* [WORK TO DO]
Extract each line of the records below that contains the word "name".

Raw records:
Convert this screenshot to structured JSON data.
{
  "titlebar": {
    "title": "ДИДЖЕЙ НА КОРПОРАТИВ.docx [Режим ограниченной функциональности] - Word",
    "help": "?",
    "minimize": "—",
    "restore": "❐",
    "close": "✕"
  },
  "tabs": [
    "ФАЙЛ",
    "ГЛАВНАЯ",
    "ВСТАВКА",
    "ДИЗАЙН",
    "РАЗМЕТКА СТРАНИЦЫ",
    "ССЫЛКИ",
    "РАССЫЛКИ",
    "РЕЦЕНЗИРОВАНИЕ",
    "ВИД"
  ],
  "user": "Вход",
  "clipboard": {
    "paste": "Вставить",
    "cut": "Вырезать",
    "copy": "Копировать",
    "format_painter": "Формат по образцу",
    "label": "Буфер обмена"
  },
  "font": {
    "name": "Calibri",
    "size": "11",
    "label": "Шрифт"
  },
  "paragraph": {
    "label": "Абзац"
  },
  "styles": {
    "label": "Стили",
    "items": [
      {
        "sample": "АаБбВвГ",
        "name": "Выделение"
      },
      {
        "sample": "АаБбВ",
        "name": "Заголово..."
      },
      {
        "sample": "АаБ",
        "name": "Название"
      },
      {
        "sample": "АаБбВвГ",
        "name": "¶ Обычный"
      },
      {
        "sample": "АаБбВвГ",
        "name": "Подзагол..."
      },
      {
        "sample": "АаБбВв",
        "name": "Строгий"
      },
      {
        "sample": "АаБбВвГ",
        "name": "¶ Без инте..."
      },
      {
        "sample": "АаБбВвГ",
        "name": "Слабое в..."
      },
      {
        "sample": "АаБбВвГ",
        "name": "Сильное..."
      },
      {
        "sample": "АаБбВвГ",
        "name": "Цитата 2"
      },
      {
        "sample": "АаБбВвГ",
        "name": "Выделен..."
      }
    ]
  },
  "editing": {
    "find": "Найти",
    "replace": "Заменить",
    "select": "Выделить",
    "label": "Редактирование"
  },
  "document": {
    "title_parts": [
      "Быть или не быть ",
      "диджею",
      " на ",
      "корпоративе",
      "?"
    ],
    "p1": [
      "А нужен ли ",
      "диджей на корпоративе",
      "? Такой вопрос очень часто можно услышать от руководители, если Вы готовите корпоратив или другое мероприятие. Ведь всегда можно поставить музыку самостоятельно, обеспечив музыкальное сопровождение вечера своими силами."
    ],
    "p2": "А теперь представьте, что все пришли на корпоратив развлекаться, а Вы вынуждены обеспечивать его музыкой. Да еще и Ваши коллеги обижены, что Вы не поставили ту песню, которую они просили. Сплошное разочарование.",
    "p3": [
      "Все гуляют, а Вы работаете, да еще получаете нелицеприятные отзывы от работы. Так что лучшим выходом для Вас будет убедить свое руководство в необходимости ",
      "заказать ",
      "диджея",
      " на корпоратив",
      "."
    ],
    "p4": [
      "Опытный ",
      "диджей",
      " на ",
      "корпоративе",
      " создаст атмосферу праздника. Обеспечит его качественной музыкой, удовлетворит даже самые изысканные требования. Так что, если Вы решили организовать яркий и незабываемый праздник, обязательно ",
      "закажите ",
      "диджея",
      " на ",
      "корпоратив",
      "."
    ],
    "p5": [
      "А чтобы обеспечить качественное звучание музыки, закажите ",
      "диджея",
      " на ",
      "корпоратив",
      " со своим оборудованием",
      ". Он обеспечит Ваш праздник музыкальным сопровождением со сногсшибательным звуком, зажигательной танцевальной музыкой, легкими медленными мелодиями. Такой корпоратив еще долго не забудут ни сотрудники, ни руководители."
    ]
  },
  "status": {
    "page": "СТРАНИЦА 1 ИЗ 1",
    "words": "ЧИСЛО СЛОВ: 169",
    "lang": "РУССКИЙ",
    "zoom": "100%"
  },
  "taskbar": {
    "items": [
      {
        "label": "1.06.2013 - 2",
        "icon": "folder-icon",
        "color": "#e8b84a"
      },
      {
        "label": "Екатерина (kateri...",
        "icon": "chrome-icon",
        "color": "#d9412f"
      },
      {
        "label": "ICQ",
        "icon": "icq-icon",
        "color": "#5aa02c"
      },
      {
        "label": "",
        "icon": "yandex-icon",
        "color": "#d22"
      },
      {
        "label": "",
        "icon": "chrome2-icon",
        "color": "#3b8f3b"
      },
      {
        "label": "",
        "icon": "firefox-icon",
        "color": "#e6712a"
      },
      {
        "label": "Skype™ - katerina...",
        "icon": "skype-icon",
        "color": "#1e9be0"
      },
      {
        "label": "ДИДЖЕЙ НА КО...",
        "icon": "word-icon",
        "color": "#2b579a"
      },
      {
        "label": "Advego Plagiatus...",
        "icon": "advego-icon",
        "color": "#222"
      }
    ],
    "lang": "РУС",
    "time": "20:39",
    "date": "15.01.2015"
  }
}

* [EXPECTED ANSWER]
    "name": "Calibri",
        "name": "Выделение"
        "name": "Заголово..."
        "name": "Название"
        "name": "¶ Обычный"
        "name": "Подзагол..."
        "name": "Строгий"
        "name": "¶ Без инте..."
        "name": "Слабое в..."
        "name": "Сильное..."
        "name": "Цитата 2"
        "name": "Выделен..."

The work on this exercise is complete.